#### Data for the task
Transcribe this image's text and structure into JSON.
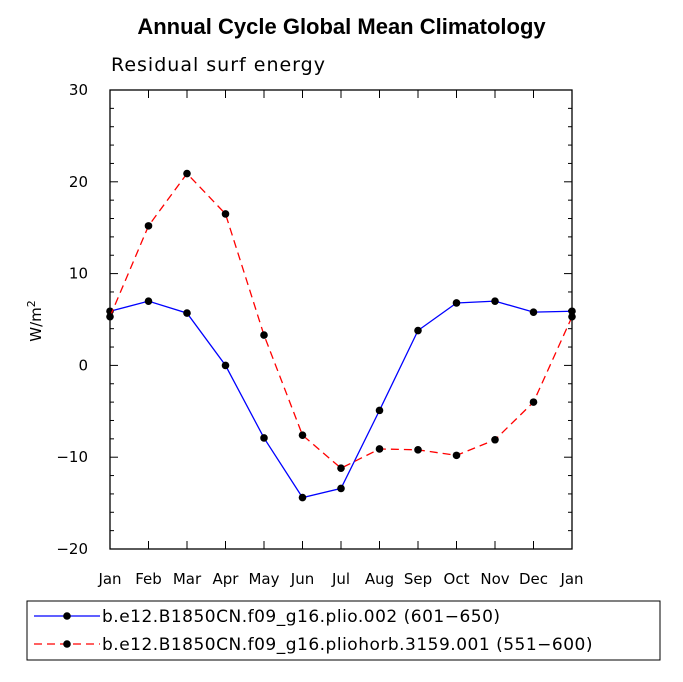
{
  "title": "Annual Cycle Global Mean Climatology",
  "chart_data": {
    "type": "line",
    "title": "Annual Cycle Global Mean Climatology",
    "subtitle": "Residual surf energy",
    "xlabel": "",
    "ylabel": "W/m",
    "ylabel_superscript": "2",
    "ylim": [
      -20,
      30
    ],
    "yticks": [
      "30",
      "20",
      "10",
      "0",
      "−10",
      "−20"
    ],
    "ytick_values": [
      30,
      20,
      10,
      0,
      -10,
      -20
    ],
    "categories": [
      "Jan",
      "Feb",
      "Mar",
      "Apr",
      "May",
      "Jun",
      "Jul",
      "Aug",
      "Sep",
      "Oct",
      "Nov",
      "Dec",
      "Jan"
    ],
    "series": [
      {
        "name": "b.e12.B1850CN.f09_g16.plio.002 (601−650)",
        "color": "#0000ff",
        "dash": "solid",
        "values": [
          5.9,
          7.0,
          5.7,
          0.0,
          -7.9,
          -14.4,
          -13.4,
          -4.9,
          3.8,
          6.8,
          7.0,
          5.8,
          5.9
        ]
      },
      {
        "name": "b.e12.B1850CN.f09_g16.pliohorb.3159.001 (551−600)",
        "color": "#ff0000",
        "dash": "dashed",
        "values": [
          5.3,
          15.2,
          20.9,
          16.5,
          3.3,
          -7.6,
          -11.2,
          -9.1,
          -9.2,
          -9.8,
          -8.1,
          -4.0,
          5.3
        ]
      }
    ],
    "legend_position": "bottom"
  }
}
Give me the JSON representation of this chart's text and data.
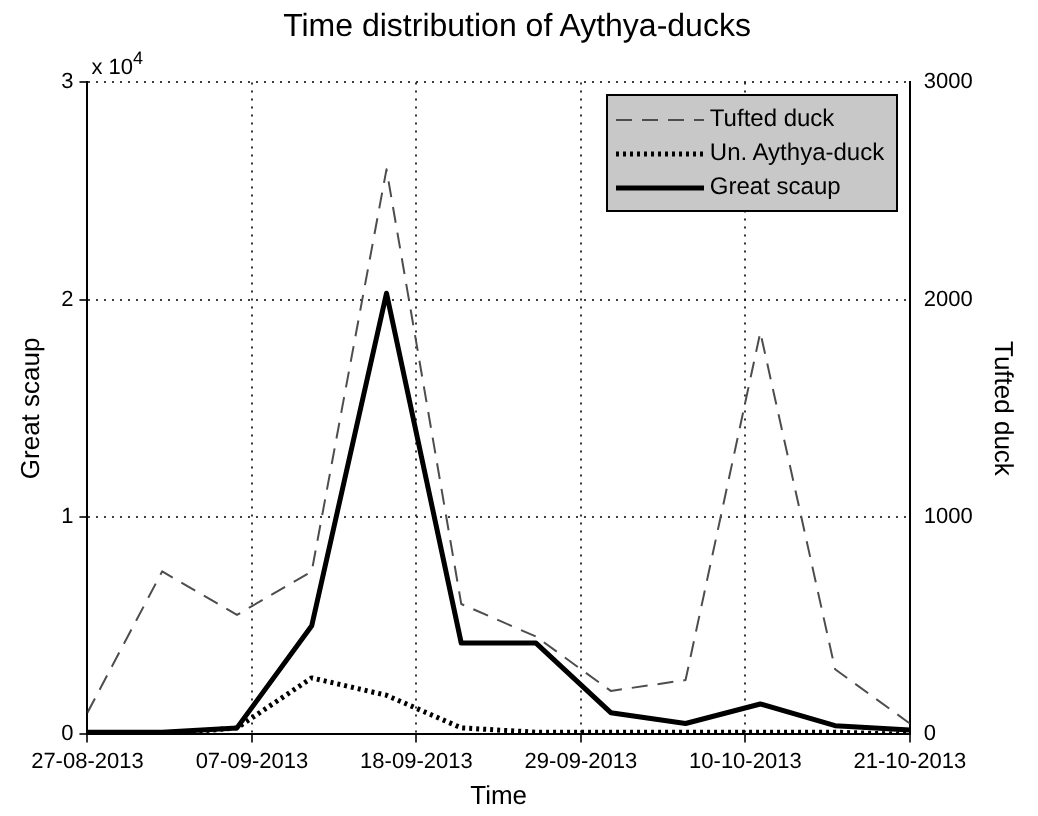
{
  "chart_data": {
    "type": "line",
    "title": "Time distribution of Aythya-ducks",
    "xlabel": "Time",
    "ylabel": "Great scaup",
    "y2label": "Tufted duck",
    "x": [
      "2013-08-27",
      "2013-09-01",
      "2013-09-06",
      "2013-09-11",
      "2013-09-16",
      "2013-09-21",
      "2013-09-26",
      "2013-10-01",
      "2013-10-06",
      "2013-10-11",
      "2013-10-16",
      "2013-10-21"
    ],
    "series": [
      {
        "name": "Tufted duck",
        "color": "#4d4d4d",
        "line_style": "dashed",
        "axis": "y2",
        "values": [
          100,
          750,
          550,
          750,
          2600,
          600,
          450,
          200,
          250,
          1850,
          300,
          50
        ]
      },
      {
        "name": "Un. Aythya-duck",
        "color": "#000000",
        "line_style": "dotted",
        "values": [
          0,
          0,
          0.03,
          0.26,
          0.18,
          0.03,
          0.01,
          0.01,
          0.01,
          0.01,
          0.01,
          0
        ]
      },
      {
        "name": "Great scaup",
        "color": "#000000",
        "line_style": "solid",
        "values": [
          0.01,
          0.01,
          0.03,
          0.5,
          2.03,
          0.42,
          0.42,
          0.1,
          0.05,
          0.14,
          0.04,
          0.02
        ]
      }
    ],
    "xlim": [
      "2013-08-27",
      "2013-10-21"
    ],
    "xticks": [
      {
        "value": "2013-08-27",
        "label": "27-08-2013"
      },
      {
        "value": "2013-09-07",
        "label": "07-09-2013"
      },
      {
        "value": "2013-09-18",
        "label": "18-09-2013"
      },
      {
        "value": "2013-09-29",
        "label": "29-09-2013"
      },
      {
        "value": "2013-10-10",
        "label": "10-10-2013"
      },
      {
        "value": "2013-10-21",
        "label": "21-10-2013"
      }
    ],
    "ylim": [
      0,
      3
    ],
    "yticks": [
      0,
      1,
      2,
      3
    ],
    "y2lim": [
      0,
      3000
    ],
    "y2ticks": [
      0,
      1000,
      2000,
      3000
    ],
    "annotations": [
      "x 10$^{4}$"
    ],
    "grid": true,
    "legend": "top right",
    "marker": "none"
  }
}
########
Description of the task: Locate the word "Aythya" in the entries, and copy every line where it is found.

Response:
    "title": "Time distribution of Aythya-ducks",
        "name": "Un. Aythya-duck",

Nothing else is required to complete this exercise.